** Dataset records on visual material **
========================================================================
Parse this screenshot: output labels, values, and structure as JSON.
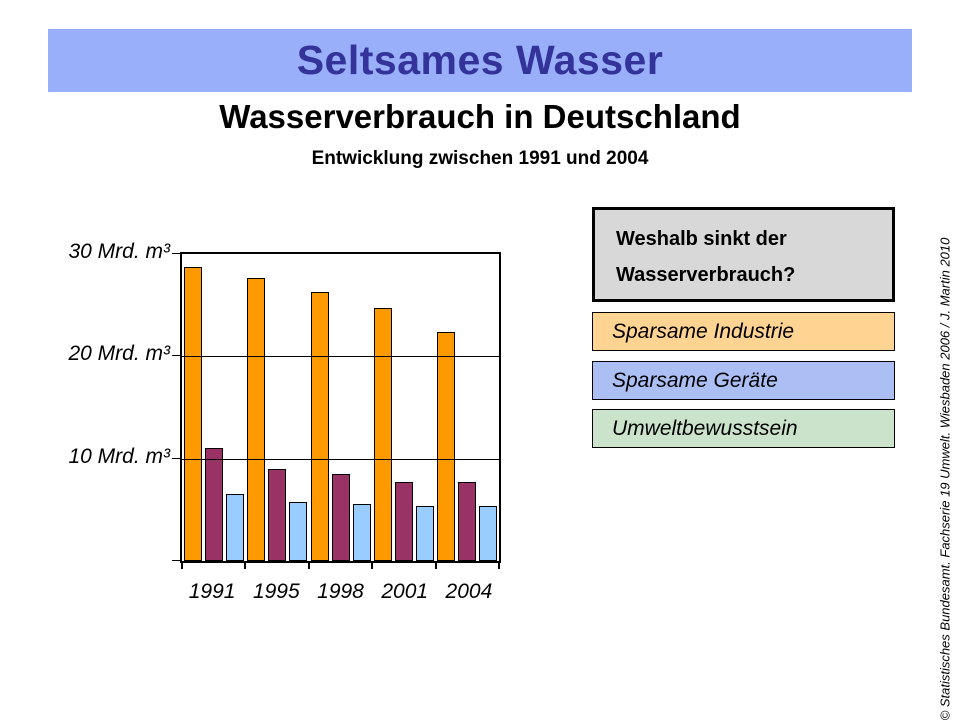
{
  "banner": {
    "title": "Seltsames Wasser",
    "bg": "#99AFFA",
    "text_color": "#333399"
  },
  "heading": {
    "title": "Wasserverbrauch in Deutschland",
    "subtitle": "Entwicklung zwischen 1991 und 2004"
  },
  "chart_data": {
    "type": "bar",
    "title": "Wasserverbrauch in Deutschland",
    "subtitle": "Entwicklung zwischen 1991 und 2004",
    "categories": [
      "1991",
      "1995",
      "1998",
      "2001",
      "2004"
    ],
    "series": [
      {
        "name": "series-orange",
        "color": "#FF9900",
        "values": [
          28.7,
          27.7,
          26.3,
          24.7,
          22.4
        ]
      },
      {
        "name": "series-maroon",
        "color": "#993366",
        "values": [
          11.0,
          9.0,
          8.5,
          7.7,
          7.7
        ]
      },
      {
        "name": "series-lightblue",
        "color": "#99CCFF",
        "values": [
          6.5,
          5.8,
          5.6,
          5.4,
          5.4
        ]
      }
    ],
    "yticks": [
      {
        "label": "30 Mrd. m³",
        "value": 30
      },
      {
        "label": "20 Mrd. m³",
        "value": 20
      },
      {
        "label": "10 Mrd. m³",
        "value": 10
      }
    ],
    "ylim": [
      0,
      30
    ],
    "unit": "Mrd. m³",
    "grid": true,
    "legend": "none"
  },
  "panel": {
    "question": {
      "line1": "Weshalb sinkt der",
      "line2": "Wasserverbrauch?",
      "bg": "#D8D8D8"
    },
    "answers": [
      {
        "label": "Sparsame Industrie",
        "bg": "#FFD391"
      },
      {
        "label": "Sparsame Geräte",
        "bg": "#ABBFF5"
      },
      {
        "label": "Umweltbewusstsein",
        "bg": "#CBE2CB"
      }
    ]
  },
  "credit": "© Statistisches Bundesamt. Fachserie 19 Umwelt. Wiesbaden 2006 / J. Martin 2010"
}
========================================================================
** Exercise details **
From the listing above, print every entry precisely and drop the pictures.

** Full response **
Parse this screenshot: output labels, values, and structure as JSON.
{
  "banner": {
    "title": "Seltsames Wasser",
    "bg": "#99AFFA",
    "text_color": "#333399"
  },
  "heading": {
    "title": "Wasserverbrauch in Deutschland",
    "subtitle": "Entwicklung zwischen 1991 und 2004"
  },
  "chart_data": {
    "type": "bar",
    "title": "Wasserverbrauch in Deutschland",
    "subtitle": "Entwicklung zwischen 1991 und 2004",
    "categories": [
      "1991",
      "1995",
      "1998",
      "2001",
      "2004"
    ],
    "series": [
      {
        "name": "series-orange",
        "color": "#FF9900",
        "values": [
          28.7,
          27.7,
          26.3,
          24.7,
          22.4
        ]
      },
      {
        "name": "series-maroon",
        "color": "#993366",
        "values": [
          11.0,
          9.0,
          8.5,
          7.7,
          7.7
        ]
      },
      {
        "name": "series-lightblue",
        "color": "#99CCFF",
        "values": [
          6.5,
          5.8,
          5.6,
          5.4,
          5.4
        ]
      }
    ],
    "yticks": [
      {
        "label": "30 Mrd. m³",
        "value": 30
      },
      {
        "label": "20 Mrd. m³",
        "value": 20
      },
      {
        "label": "10 Mrd. m³",
        "value": 10
      }
    ],
    "ylim": [
      0,
      30
    ],
    "unit": "Mrd. m³",
    "grid": true,
    "legend": "none"
  },
  "panel": {
    "question": {
      "line1": "Weshalb sinkt der",
      "line2": "Wasserverbrauch?",
      "bg": "#D8D8D8"
    },
    "answers": [
      {
        "label": "Sparsame Industrie",
        "bg": "#FFD391"
      },
      {
        "label": "Sparsame Geräte",
        "bg": "#ABBFF5"
      },
      {
        "label": "Umweltbewusstsein",
        "bg": "#CBE2CB"
      }
    ]
  },
  "credit": "© Statistisches Bundesamt. Fachserie 19 Umwelt. Wiesbaden 2006 / J. Martin 2010"
}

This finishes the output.